- **Instructions to follow**:
Below is a block of records. Copy every line in it that contains the word "name".
* START *
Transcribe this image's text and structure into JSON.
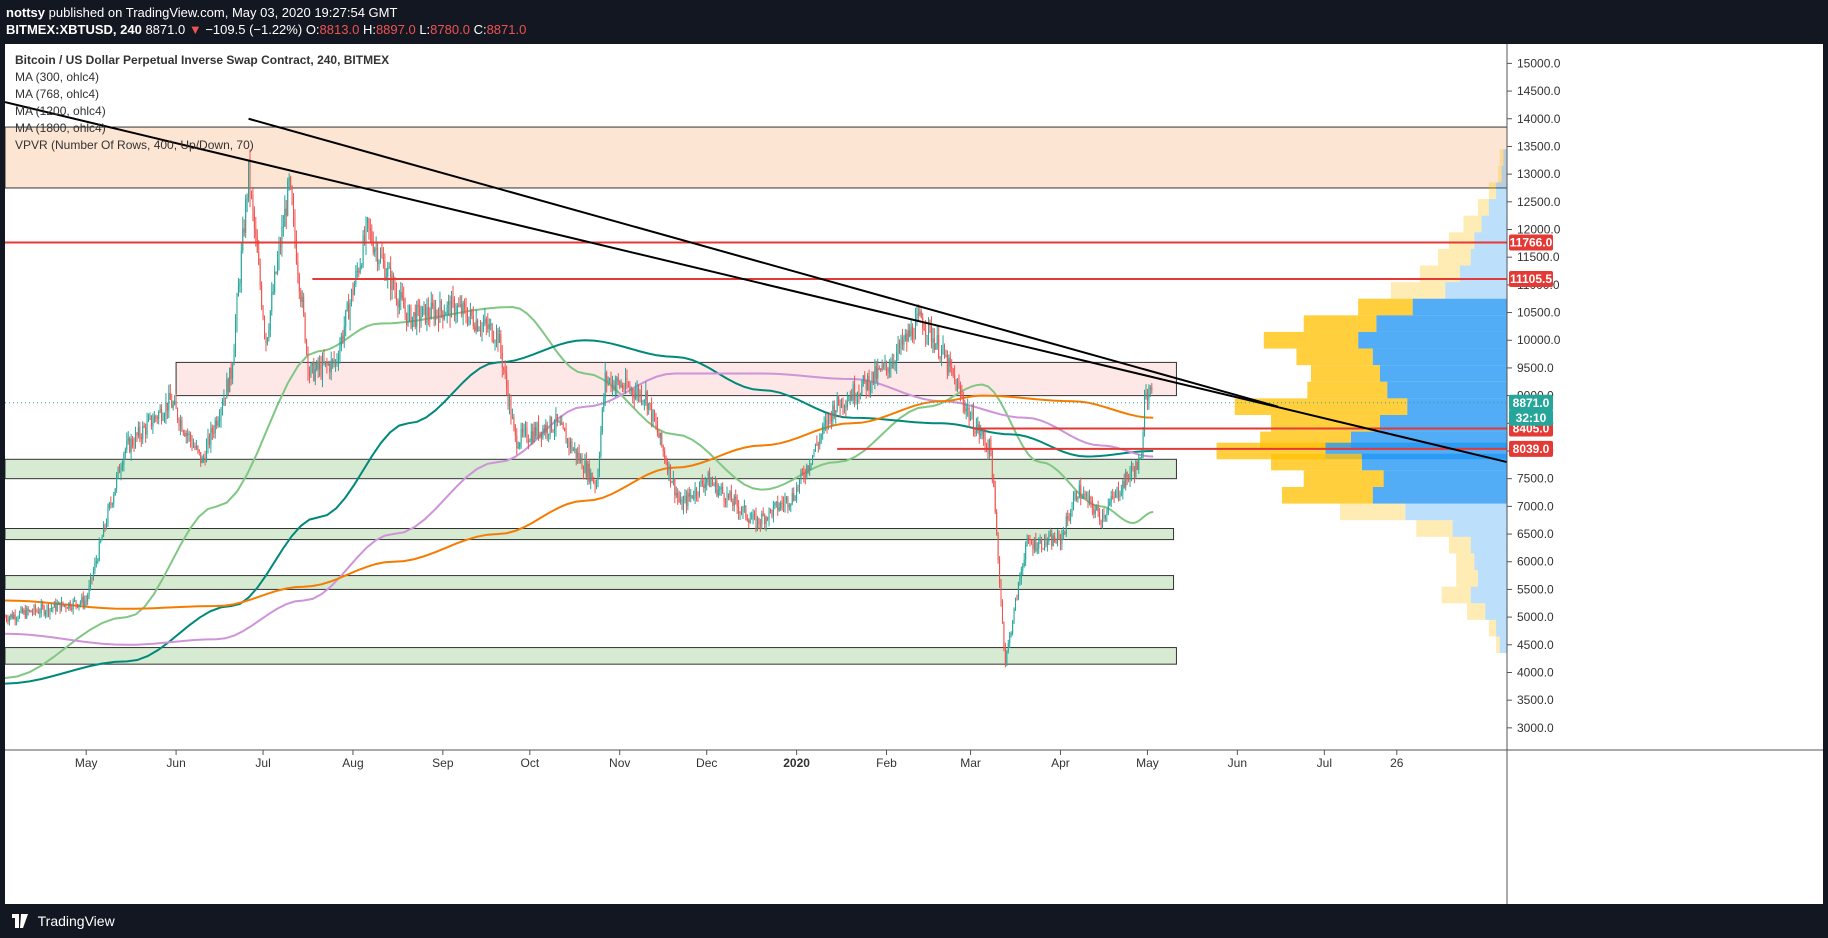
{
  "header": {
    "publisher": "nottsy",
    "published_text": "published on TradingView.com, May 03, 2020 19:27:54 GMT",
    "symbol": "BITMEX:XBTUSD, 240",
    "last": "8871.0",
    "change": "−109.5 (−1.22%)",
    "open_label": "O:",
    "open": "8813.0",
    "high_label": "H:",
    "high": "8897.0",
    "low_label": "L:",
    "low": "8780.0",
    "close_label": "C:",
    "close": "8871.0"
  },
  "legend": {
    "title": "Bitcoin / US Dollar Perpetual Inverse Swap Contract, 240, BITMEX",
    "indicators": [
      "MA (300, ohlc4)",
      "MA (768, ohlc4)",
      "MA (1200, ohlc4)",
      "MA (1800, ohlc4)",
      "VPVR (Number Of Rows, 400, Up/Down, 70)"
    ]
  },
  "footer": {
    "brand": "TradingView"
  },
  "colors": {
    "up": "#26a69a",
    "down": "#ef5350",
    "ma300": "#81c784",
    "ma768": "#00897b",
    "ma1200": "#ce93d8",
    "ma1800": "#f57c00",
    "resistance": "#e53935",
    "trend": "#000000",
    "vp_up": "#2196f3",
    "vp_down": "#ffc107"
  },
  "chart_data": {
    "type": "candlestick",
    "title": "Bitcoin / US Dollar Perpetual Inverse Swap Contract, 240, BITMEX",
    "symbol": "XBTUSD",
    "timeframe": "240",
    "x_labels": [
      "May",
      "Jun",
      "Jul",
      "Aug",
      "Sep",
      "Oct",
      "Nov",
      "Dec",
      "2020",
      "Feb",
      "Mar",
      "Apr",
      "May",
      "Jun",
      "Jul",
      "26"
    ],
    "x_dates": [
      "2019-05-01",
      "2019-06-01",
      "2019-07-01",
      "2019-08-01",
      "2019-09-01",
      "2019-10-01",
      "2019-11-01",
      "2019-12-01",
      "2020-01-01",
      "2020-02-01",
      "2020-03-01",
      "2020-04-01",
      "2020-05-01",
      "2020-06-01",
      "2020-07-01",
      "2020-07-26"
    ],
    "xlim": [
      "2019-04-03",
      "2020-09-02"
    ],
    "ylim": [
      2600,
      15350
    ],
    "y_ticks": [
      "15000.0",
      "14500.0",
      "14000.0",
      "13500.0",
      "13000.0",
      "12500.0",
      "12000.0",
      "11500.0",
      "11000.0",
      "10500.0",
      "10000.0",
      "9500.0",
      "9000.0",
      "8500.0",
      "8000.0",
      "7500.0",
      "7000.0",
      "6500.0",
      "6000.0",
      "5500.0",
      "5000.0",
      "4500.0",
      "4000.0",
      "3500.0",
      "3000.0"
    ],
    "price_path": [
      [
        "2019-04-03",
        5000
      ],
      [
        "2019-05-01",
        5300
      ],
      [
        "2019-05-14",
        8000
      ],
      [
        "2019-05-30",
        8900
      ],
      [
        "2019-06-10",
        7800
      ],
      [
        "2019-06-20",
        9400
      ],
      [
        "2019-06-26",
        13000
      ],
      [
        "2019-07-02",
        10000
      ],
      [
        "2019-07-10",
        12800
      ],
      [
        "2019-07-17",
        9400
      ],
      [
        "2019-07-26",
        9600
      ],
      [
        "2019-08-06",
        12000
      ],
      [
        "2019-08-20",
        10400
      ],
      [
        "2019-09-05",
        10600
      ],
      [
        "2019-09-20",
        10100
      ],
      [
        "2019-09-26",
        8200
      ],
      [
        "2019-10-10",
        8500
      ],
      [
        "2019-10-24",
        7400
      ],
      [
        "2019-10-27",
        9300
      ],
      [
        "2019-11-10",
        9000
      ],
      [
        "2019-11-22",
        7000
      ],
      [
        "2019-12-01",
        7500
      ],
      [
        "2019-12-18",
        6700
      ],
      [
        "2019-12-31",
        7200
      ],
      [
        "2020-01-14",
        8800
      ],
      [
        "2020-02-01",
        9500
      ],
      [
        "2020-02-13",
        10400
      ],
      [
        "2020-02-20",
        9800
      ],
      [
        "2020-03-01",
        8600
      ],
      [
        "2020-03-08",
        8000
      ],
      [
        "2020-03-12",
        4900
      ],
      [
        "2020-03-13",
        4200
      ],
      [
        "2020-03-20",
        6300
      ],
      [
        "2020-04-01",
        6400
      ],
      [
        "2020-04-07",
        7300
      ],
      [
        "2020-04-15",
        6800
      ],
      [
        "2020-04-25",
        7600
      ],
      [
        "2020-04-29",
        7800
      ],
      [
        "2020-04-30",
        9200
      ],
      [
        "2020-05-03",
        8871
      ]
    ],
    "moving_averages": [
      {
        "name": "MA (300, ohlc4)",
        "color": "#81c784",
        "points": [
          [
            "2019-04-03",
            3900
          ],
          [
            "2019-05-15",
            5000
          ],
          [
            "2019-06-15",
            7000
          ],
          [
            "2019-07-20",
            9800
          ],
          [
            "2019-08-10",
            10300
          ],
          [
            "2019-09-25",
            10600
          ],
          [
            "2019-10-20",
            9400
          ],
          [
            "2019-11-20",
            8300
          ],
          [
            "2019-12-20",
            7300
          ],
          [
            "2020-01-15",
            7800
          ],
          [
            "2020-02-15",
            8800
          ],
          [
            "2020-03-05",
            9200
          ],
          [
            "2020-03-25",
            7800
          ],
          [
            "2020-04-15",
            7000
          ],
          [
            "2020-04-26",
            6700
          ],
          [
            "2020-05-03",
            6900
          ]
        ]
      },
      {
        "name": "MA (768, ohlc4)",
        "color": "#00897b",
        "points": [
          [
            "2019-04-03",
            3800
          ],
          [
            "2019-05-15",
            4200
          ],
          [
            "2019-06-20",
            5200
          ],
          [
            "2019-07-20",
            6800
          ],
          [
            "2019-08-20",
            8500
          ],
          [
            "2019-09-20",
            9600
          ],
          [
            "2019-10-20",
            10000
          ],
          [
            "2019-11-20",
            9700
          ],
          [
            "2019-12-20",
            9100
          ],
          [
            "2020-01-20",
            8600
          ],
          [
            "2020-02-20",
            8500
          ],
          [
            "2020-03-15",
            8300
          ],
          [
            "2020-04-10",
            7900
          ],
          [
            "2020-05-03",
            8000
          ]
        ]
      },
      {
        "name": "MA (1200, ohlc4)",
        "color": "#ce93d8",
        "points": [
          [
            "2019-04-03",
            4700
          ],
          [
            "2019-05-15",
            4500
          ],
          [
            "2019-06-15",
            4600
          ],
          [
            "2019-07-15",
            5300
          ],
          [
            "2019-08-15",
            6500
          ],
          [
            "2019-09-20",
            7800
          ],
          [
            "2019-10-20",
            8800
          ],
          [
            "2019-11-20",
            9400
          ],
          [
            "2019-12-20",
            9400
          ],
          [
            "2020-01-20",
            9300
          ],
          [
            "2020-02-20",
            8900
          ],
          [
            "2020-03-20",
            8600
          ],
          [
            "2020-04-15",
            8100
          ],
          [
            "2020-05-03",
            7900
          ]
        ]
      },
      {
        "name": "MA (1800, ohlc4)",
        "color": "#f57c00",
        "points": [
          [
            "2019-04-03",
            5300
          ],
          [
            "2019-05-15",
            5150
          ],
          [
            "2019-06-15",
            5200
          ],
          [
            "2019-07-15",
            5550
          ],
          [
            "2019-08-15",
            6000
          ],
          [
            "2019-09-20",
            6500
          ],
          [
            "2019-10-20",
            7100
          ],
          [
            "2019-11-20",
            7700
          ],
          [
            "2019-12-20",
            8100
          ],
          [
            "2020-01-20",
            8500
          ],
          [
            "2020-02-20",
            8900
          ],
          [
            "2020-03-05",
            9000
          ],
          [
            "2020-04-05",
            8900
          ],
          [
            "2020-05-03",
            8600
          ]
        ]
      }
    ],
    "support_zones": [
      {
        "from": "2019-04-03",
        "to": "2020-05-11",
        "low": 7500,
        "high": 7850,
        "color": "#d7ead2"
      },
      {
        "from": "2019-04-03",
        "to": "2020-05-10",
        "low": 6400,
        "high": 6600,
        "color": "#d7ead2"
      },
      {
        "from": "2019-04-03",
        "to": "2020-05-10",
        "low": 5500,
        "high": 5750,
        "color": "#d7ead2"
      },
      {
        "from": "2019-04-03",
        "to": "2020-05-11",
        "low": 4150,
        "high": 4450,
        "color": "#d7ead2"
      }
    ],
    "resistance_zones": [
      {
        "from": "2019-04-03",
        "to": "2020-09-02",
        "low": 12750,
        "high": 13850,
        "color": "#fde5d3"
      },
      {
        "from": "2019-06-01",
        "to": "2020-05-11",
        "low": 9000,
        "high": 9600,
        "color": "#fde7e7"
      }
    ],
    "horizontal_lines": [
      {
        "price": 11766.0,
        "label": "11766.0",
        "color": "#e53935",
        "from": "2019-04-03"
      },
      {
        "price": 11105.5,
        "label": "11105.5",
        "color": "#e53935",
        "from": "2019-07-18"
      },
      {
        "price": 8405.0,
        "label": "8405.0",
        "color": "#e53935",
        "from": "2020-03-02"
      },
      {
        "price": 8039.0,
        "label": "8039.0",
        "color": "#e53935",
        "from": "2020-01-15"
      }
    ],
    "trendlines": [
      {
        "from": [
          "2019-06-26",
          14000
        ],
        "to": [
          "2020-06-15",
          8800
        ]
      },
      {
        "from": [
          "2019-04-03",
          14300
        ],
        "to": [
          "2020-09-02",
          7800
        ]
      }
    ],
    "price_labels": [
      {
        "price": 8871.0,
        "label": "8871.0",
        "color": "#26a69a"
      },
      {
        "price": 8600.0,
        "label": "32:10",
        "color": "#26a69a"
      }
    ],
    "last_price": 8871.0,
    "volume_profile": {
      "type": "horizontal-volume",
      "up_color": "#2196f3",
      "down_color": "#ffc107",
      "rows": [
        [
          13300,
          0.02,
          0.02
        ],
        [
          13000,
          0.03,
          0.02
        ],
        [
          12700,
          0.06,
          0.04
        ],
        [
          12400,
          0.1,
          0.06
        ],
        [
          12100,
          0.14,
          0.1
        ],
        [
          11800,
          0.18,
          0.14
        ],
        [
          11500,
          0.2,
          0.18
        ],
        [
          11200,
          0.26,
          0.22
        ],
        [
          10900,
          0.34,
          0.3
        ],
        [
          10600,
          0.52,
          0.3
        ],
        [
          10300,
          0.72,
          0.4
        ],
        [
          10000,
          0.82,
          0.52
        ],
        [
          9700,
          0.74,
          0.42
        ],
        [
          9400,
          0.7,
          0.38
        ],
        [
          9100,
          0.66,
          0.44
        ],
        [
          8800,
          0.55,
          0.95
        ],
        [
          8500,
          0.7,
          0.6
        ],
        [
          8200,
          0.86,
          0.5
        ],
        [
          8000,
          1.0,
          0.6
        ],
        [
          7800,
          0.8,
          0.5
        ],
        [
          7500,
          0.68,
          0.44
        ],
        [
          7200,
          0.74,
          0.5
        ],
        [
          6900,
          0.56,
          0.36
        ],
        [
          6600,
          0.3,
          0.2
        ],
        [
          6300,
          0.2,
          0.12
        ],
        [
          6000,
          0.18,
          0.1
        ],
        [
          5700,
          0.16,
          0.12
        ],
        [
          5400,
          0.2,
          0.16
        ],
        [
          5100,
          0.12,
          0.1
        ],
        [
          4800,
          0.06,
          0.04
        ],
        [
          4500,
          0.04,
          0.02
        ]
      ]
    }
  }
}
* END *
- **Final answer**:
        "name": "MA (300, ohlc4)",
        "name": "MA (768, ohlc4)",
        "name": "MA (1200, ohlc4)",
        "name": "MA (1800, ohlc4)",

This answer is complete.